§ **Supplied records**:
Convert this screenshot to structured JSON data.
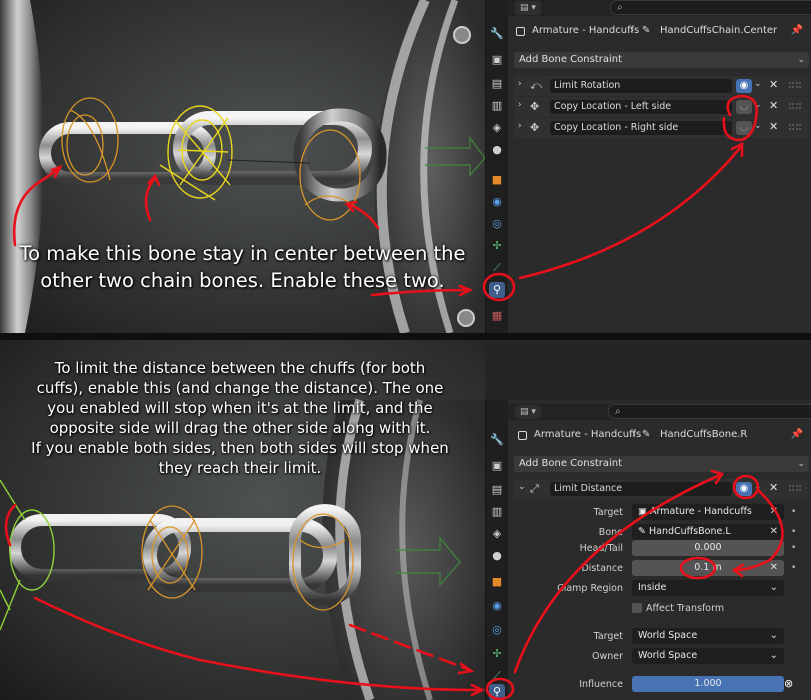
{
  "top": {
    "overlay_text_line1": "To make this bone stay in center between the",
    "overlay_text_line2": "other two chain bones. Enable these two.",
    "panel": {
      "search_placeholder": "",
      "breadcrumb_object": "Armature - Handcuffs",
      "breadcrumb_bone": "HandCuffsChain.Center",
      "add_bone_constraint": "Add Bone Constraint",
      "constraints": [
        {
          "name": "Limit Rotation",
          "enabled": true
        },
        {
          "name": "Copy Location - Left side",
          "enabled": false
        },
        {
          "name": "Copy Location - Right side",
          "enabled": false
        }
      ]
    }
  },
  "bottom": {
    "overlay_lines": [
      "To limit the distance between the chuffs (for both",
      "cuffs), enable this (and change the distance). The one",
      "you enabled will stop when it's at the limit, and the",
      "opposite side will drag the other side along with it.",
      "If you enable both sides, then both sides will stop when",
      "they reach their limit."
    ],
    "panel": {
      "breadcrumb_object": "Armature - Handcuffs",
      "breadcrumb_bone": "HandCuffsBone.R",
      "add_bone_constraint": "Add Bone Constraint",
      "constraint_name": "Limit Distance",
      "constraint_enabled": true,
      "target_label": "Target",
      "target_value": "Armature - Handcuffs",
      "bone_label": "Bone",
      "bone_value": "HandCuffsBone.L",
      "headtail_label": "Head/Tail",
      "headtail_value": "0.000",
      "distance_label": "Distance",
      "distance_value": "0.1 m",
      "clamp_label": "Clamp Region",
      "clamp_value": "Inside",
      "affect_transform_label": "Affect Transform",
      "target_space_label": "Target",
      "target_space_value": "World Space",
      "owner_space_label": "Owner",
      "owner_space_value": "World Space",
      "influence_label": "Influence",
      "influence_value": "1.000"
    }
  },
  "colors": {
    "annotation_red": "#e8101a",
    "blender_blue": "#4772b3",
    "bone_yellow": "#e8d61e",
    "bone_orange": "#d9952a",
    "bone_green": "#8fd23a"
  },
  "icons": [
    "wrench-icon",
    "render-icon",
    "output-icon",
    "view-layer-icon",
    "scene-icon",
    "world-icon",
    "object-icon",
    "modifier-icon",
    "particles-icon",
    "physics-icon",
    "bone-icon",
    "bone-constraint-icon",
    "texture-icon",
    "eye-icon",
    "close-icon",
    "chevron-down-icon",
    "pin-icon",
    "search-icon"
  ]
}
---
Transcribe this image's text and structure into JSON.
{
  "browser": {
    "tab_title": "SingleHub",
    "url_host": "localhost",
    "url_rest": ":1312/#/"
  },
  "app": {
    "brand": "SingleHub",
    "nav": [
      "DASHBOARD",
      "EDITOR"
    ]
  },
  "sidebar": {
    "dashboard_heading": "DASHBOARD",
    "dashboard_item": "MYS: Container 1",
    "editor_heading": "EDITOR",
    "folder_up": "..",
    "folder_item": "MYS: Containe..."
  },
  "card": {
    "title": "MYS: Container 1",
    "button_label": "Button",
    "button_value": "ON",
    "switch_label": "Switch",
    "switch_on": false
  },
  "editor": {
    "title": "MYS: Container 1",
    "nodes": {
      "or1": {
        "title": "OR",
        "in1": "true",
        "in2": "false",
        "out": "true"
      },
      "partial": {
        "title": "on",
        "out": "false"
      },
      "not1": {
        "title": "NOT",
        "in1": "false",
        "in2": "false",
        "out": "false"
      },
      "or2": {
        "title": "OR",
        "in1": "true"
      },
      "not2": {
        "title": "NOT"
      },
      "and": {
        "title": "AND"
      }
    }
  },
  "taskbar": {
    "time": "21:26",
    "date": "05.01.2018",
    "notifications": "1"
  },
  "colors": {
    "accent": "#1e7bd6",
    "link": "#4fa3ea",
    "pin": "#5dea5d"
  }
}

§ **Instruction**: Report all lines of the material that contain the word "JSON".

§ **The result**:
Convert this screenshot to structured JSON data.
Transcribe this image's text and structure into JSON.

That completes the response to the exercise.